Data entries for graphics:
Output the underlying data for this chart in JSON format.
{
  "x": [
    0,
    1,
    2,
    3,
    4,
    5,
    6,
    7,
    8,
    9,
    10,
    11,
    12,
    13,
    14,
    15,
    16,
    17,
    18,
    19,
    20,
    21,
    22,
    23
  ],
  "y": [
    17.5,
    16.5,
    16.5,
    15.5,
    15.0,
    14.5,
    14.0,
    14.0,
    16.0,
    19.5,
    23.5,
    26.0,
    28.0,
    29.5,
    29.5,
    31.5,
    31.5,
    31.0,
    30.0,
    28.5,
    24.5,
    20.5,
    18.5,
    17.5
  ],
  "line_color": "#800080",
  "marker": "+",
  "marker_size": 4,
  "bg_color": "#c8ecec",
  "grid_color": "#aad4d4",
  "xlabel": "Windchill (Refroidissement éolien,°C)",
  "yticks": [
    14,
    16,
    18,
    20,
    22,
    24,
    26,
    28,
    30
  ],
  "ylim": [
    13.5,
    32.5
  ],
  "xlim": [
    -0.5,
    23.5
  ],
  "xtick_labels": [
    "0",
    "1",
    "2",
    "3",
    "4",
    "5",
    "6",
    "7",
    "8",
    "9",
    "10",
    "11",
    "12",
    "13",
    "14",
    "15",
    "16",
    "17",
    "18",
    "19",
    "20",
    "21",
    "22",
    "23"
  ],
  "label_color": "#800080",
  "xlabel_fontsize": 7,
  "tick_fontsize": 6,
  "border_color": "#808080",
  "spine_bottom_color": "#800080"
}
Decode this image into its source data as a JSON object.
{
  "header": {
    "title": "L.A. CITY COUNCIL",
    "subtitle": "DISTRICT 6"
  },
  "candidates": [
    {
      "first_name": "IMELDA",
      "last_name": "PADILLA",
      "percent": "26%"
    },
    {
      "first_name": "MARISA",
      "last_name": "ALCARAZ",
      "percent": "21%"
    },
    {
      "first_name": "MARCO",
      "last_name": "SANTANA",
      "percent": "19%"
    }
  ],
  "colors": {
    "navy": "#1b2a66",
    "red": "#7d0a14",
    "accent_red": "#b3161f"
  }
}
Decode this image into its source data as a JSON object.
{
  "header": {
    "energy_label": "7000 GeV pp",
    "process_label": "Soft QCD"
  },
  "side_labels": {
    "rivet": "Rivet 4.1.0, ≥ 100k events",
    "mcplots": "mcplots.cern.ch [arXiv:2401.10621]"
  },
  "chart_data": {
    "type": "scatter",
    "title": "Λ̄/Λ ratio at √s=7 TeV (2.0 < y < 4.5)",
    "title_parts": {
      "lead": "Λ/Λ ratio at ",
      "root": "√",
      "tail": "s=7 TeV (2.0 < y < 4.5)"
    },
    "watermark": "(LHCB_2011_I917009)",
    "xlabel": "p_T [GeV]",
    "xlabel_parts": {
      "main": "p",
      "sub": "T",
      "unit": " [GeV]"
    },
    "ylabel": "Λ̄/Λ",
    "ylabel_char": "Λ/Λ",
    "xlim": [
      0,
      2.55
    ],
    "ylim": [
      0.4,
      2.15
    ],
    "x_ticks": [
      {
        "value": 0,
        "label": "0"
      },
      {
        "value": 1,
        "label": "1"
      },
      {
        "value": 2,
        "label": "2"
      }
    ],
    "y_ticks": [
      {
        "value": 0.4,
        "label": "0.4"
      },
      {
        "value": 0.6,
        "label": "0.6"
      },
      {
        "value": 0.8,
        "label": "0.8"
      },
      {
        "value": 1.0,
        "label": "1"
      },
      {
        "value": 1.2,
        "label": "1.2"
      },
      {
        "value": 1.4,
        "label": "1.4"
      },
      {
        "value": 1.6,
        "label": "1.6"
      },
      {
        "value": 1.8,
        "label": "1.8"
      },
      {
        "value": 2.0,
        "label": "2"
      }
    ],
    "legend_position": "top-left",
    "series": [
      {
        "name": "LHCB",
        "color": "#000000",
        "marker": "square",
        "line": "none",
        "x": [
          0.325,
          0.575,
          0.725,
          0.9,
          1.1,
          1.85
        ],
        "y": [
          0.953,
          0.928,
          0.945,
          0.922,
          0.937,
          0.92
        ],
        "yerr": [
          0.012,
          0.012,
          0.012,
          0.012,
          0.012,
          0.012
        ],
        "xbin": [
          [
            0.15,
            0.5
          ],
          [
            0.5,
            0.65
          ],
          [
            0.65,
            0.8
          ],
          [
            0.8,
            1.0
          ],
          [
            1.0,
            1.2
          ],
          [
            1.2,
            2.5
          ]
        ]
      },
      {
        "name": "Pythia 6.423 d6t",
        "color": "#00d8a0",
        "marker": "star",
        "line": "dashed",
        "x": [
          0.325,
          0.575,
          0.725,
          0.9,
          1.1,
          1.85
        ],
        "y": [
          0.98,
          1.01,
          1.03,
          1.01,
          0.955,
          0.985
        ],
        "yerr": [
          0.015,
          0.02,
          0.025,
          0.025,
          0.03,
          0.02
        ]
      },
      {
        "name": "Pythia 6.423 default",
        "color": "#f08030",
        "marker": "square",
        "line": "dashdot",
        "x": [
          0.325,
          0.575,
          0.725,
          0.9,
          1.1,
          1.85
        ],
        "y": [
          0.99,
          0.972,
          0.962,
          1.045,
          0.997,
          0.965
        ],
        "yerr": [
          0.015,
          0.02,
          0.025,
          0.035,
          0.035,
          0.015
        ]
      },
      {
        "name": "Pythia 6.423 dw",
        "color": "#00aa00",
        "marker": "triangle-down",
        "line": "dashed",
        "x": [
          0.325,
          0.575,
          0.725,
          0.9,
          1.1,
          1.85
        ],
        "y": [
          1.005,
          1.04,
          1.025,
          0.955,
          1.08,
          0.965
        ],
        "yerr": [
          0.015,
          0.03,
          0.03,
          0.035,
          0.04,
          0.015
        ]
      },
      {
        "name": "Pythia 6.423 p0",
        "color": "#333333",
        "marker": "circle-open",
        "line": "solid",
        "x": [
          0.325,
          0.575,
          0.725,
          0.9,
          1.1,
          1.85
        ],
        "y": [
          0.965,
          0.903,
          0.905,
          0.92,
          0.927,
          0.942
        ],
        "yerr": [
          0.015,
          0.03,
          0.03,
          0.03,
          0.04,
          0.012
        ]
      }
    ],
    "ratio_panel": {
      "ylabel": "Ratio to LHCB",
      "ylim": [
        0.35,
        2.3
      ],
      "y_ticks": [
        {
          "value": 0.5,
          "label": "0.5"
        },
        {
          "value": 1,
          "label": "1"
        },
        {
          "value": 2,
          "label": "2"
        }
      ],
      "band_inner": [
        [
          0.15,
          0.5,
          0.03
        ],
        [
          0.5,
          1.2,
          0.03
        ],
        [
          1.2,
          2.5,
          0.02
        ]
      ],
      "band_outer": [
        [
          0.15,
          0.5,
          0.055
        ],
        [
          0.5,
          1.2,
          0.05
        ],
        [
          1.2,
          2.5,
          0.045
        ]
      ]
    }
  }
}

• **Written exercise**
Write an exact transcription of every entry above.

• **The answer**
Output the underlying data for this chart in JSON format.
{
  "x": [
    0,
    1,
    2,
    3,
    4,
    5,
    6,
    7,
    8,
    9,
    10,
    11,
    12,
    13,
    14,
    15,
    16,
    17,
    18,
    19,
    20,
    21,
    22,
    23
  ],
  "y": [
    17.5,
    16.5,
    16.5,
    15.5,
    15.0,
    14.5,
    14.0,
    14.0,
    16.0,
    19.5,
    23.5,
    26.0,
    28.0,
    29.5,
    29.5,
    31.5,
    31.5,
    31.0,
    30.0,
    28.5,
    24.5,
    20.5,
    18.5,
    17.5
  ],
  "line_color": "#800080",
  "marker": "+",
  "marker_size": 4,
  "bg_color": "#c8ecec",
  "grid_color": "#aad4d4",
  "xlabel": "Windchill (Refroidissement éolien,°C)",
  "yticks": [
    14,
    16,
    18,
    20,
    22,
    24,
    26,
    28,
    30
  ],
  "ylim": [
    13.5,
    32.5
  ],
  "xlim": [
    -0.5,
    23.5
  ],
  "xtick_labels": [
    "0",
    "1",
    "2",
    "3",
    "4",
    "5",
    "6",
    "7",
    "8",
    "9",
    "10",
    "11",
    "12",
    "13",
    "14",
    "15",
    "16",
    "17",
    "18",
    "19",
    "20",
    "21",
    "22",
    "23"
  ],
  "label_color": "#800080",
  "xlabel_fontsize": 7,
  "tick_fontsize": 6,
  "border_color": "#808080",
  "spine_bottom_color": "#800080"
}
Decode this image into its source data as a JSON object.
{
  "header": {
    "title": "L.A. CITY COUNCIL",
    "subtitle": "DISTRICT 6"
  },
  "candidates": [
    {
      "first_name": "IMELDA",
      "last_name": "PADILLA",
      "percent": "26%"
    },
    {
      "first_name": "MARISA",
      "last_name": "ALCARAZ",
      "percent": "21%"
    },
    {
      "first_name": "MARCO",
      "last_name": "SANTANA",
      "percent": "19%"
    }
  ],
  "colors": {
    "navy": "#1b2a66",
    "red": "#7d0a14",
    "accent_red": "#b3161f"
  }
}
Decode this image into its source data as a JSON object.
{
  "header": {
    "energy_label": "7000 GeV pp",
    "process_label": "Soft QCD"
  },
  "side_labels": {
    "rivet": "Rivet 4.1.0, ≥ 100k events",
    "mcplots": "mcplots.cern.ch [arXiv:2401.10621]"
  },
  "chart_data": {
    "type": "scatter",
    "title": "Λ̄/Λ ratio at √s=7 TeV (2.0 < y < 4.5)",
    "title_parts": {
      "lead": "Λ/Λ ratio at ",
      "root": "√",
      "tail": "s=7 TeV (2.0 < y < 4.5)"
    },
    "watermark": "(LHCB_2011_I917009)",
    "xlabel": "p_T [GeV]",
    "xlabel_parts": {
      "main": "p",
      "sub": "T",
      "unit": " [GeV]"
    },
    "ylabel": "Λ̄/Λ",
    "ylabel_char": "Λ/Λ",
    "xlim": [
      0,
      2.55
    ],
    "ylim": [
      0.4,
      2.15
    ],
    "x_ticks": [
      {
        "value": 0,
        "label": "0"
      },
      {
        "value": 1,
        "label": "1"
      },
      {
        "value": 2,
        "label": "2"
      }
    ],
    "y_ticks": [
      {
        "value": 0.4,
        "label": "0.4"
      },
      {
        "value": 0.6,
        "label": "0.6"
      },
      {
        "value": 0.8,
        "label": "0.8"
      },
      {
        "value": 1.0,
        "label": "1"
      },
      {
        "value": 1.2,
        "label": "1.2"
      },
      {
        "value": 1.4,
        "label": "1.4"
      },
      {
        "value": 1.6,
        "label": "1.6"
      },
      {
        "value": 1.8,
        "label": "1.8"
      },
      {
        "value": 2.0,
        "label": "2"
      }
    ],
    "legend_position": "top-left",
    "series": [
      {
        "name": "LHCB",
        "color": "#000000",
        "marker": "square",
        "line": "none",
        "x": [
          0.325,
          0.575,
          0.725,
          0.9,
          1.1,
          1.85
        ],
        "y": [
          0.953,
          0.928,
          0.945,
          0.922,
          0.937,
          0.92
        ],
        "yerr": [
          0.012,
          0.012,
          0.012,
          0.012,
          0.012,
          0.012
        ],
        "xbin": [
          [
            0.15,
            0.5
          ],
          [
            0.5,
            0.65
          ],
          [
            0.65,
            0.8
          ],
          [
            0.8,
            1.0
          ],
          [
            1.0,
            1.2
          ],
          [
            1.2,
            2.5
          ]
        ]
      },
      {
        "name": "Pythia 6.423 d6t",
        "color": "#00d8a0",
        "marker": "star",
        "line": "dashed",
        "x": [
          0.325,
          0.575,
          0.725,
          0.9,
          1.1,
          1.85
        ],
        "y": [
          0.98,
          1.01,
          1.03,
          1.01,
          0.955,
          0.985
        ],
        "yerr": [
          0.015,
          0.02,
          0.025,
          0.025,
          0.03,
          0.02
        ]
      },
      {
        "name": "Pythia 6.423 default",
        "color": "#f08030",
        "marker": "square",
        "line": "dashdot",
        "x": [
          0.325,
          0.575,
          0.725,
          0.9,
          1.1,
          1.85
        ],
        "y": [
          0.99,
          0.972,
          0.962,
          1.045,
          0.997,
          0.965
        ],
        "yerr": [
          0.015,
          0.02,
          0.025,
          0.035,
          0.035,
          0.015
        ]
      },
      {
        "name": "Pythia 6.423 dw",
        "color": "#00aa00",
        "marker": "triangle-down",
        "line": "dashed",
        "x": [
          0.325,
          0.575,
          0.725,
          0.9,
          1.1,
          1.85
        ],
        "y": [
          1.005,
          1.04,
          1.025,
          0.955,
          1.08,
          0.965
        ],
        "yerr": [
          0.015,
          0.03,
          0.03,
          0.035,
          0.04,
          0.015
        ]
      },
      {
        "name": "Pythia 6.423 p0",
        "color": "#333333",
        "marker": "circle-open",
        "line": "solid",
        "x": [
          0.325,
          0.575,
          0.725,
          0.9,
          1.1,
          1.85
        ],
        "y": [
          0.965,
          0.903,
          0.905,
          0.92,
          0.927,
          0.942
        ],
        "yerr": [
          0.015,
          0.03,
          0.03,
          0.03,
          0.04,
          0.012
        ]
      }
    ],
    "ratio_panel": {
      "ylabel": "Ratio to LHCB",
      "ylim": [
        0.35,
        2.3
      ],
      "y_ticks": [
        {
          "value": 0.5,
          "label": "0.5"
        },
        {
          "value": 1,
          "label": "1"
        },
        {
          "value": 2,
          "label": "2"
        }
      ],
      "band_inner": [
        [
          0.15,
          0.5,
          0.03
        ],
        [
          0.5,
          1.2,
          0.03
        ],
        [
          1.2,
          2.5,
          0.02
        ]
      ],
      "band_outer": [
        [
          0.15,
          0.5,
          0.055
        ],
        [
          0.5,
          1.2,
          0.05
        ],
        [
          1.2,
          2.5,
          0.045
        ]
      ]
    }
  }
}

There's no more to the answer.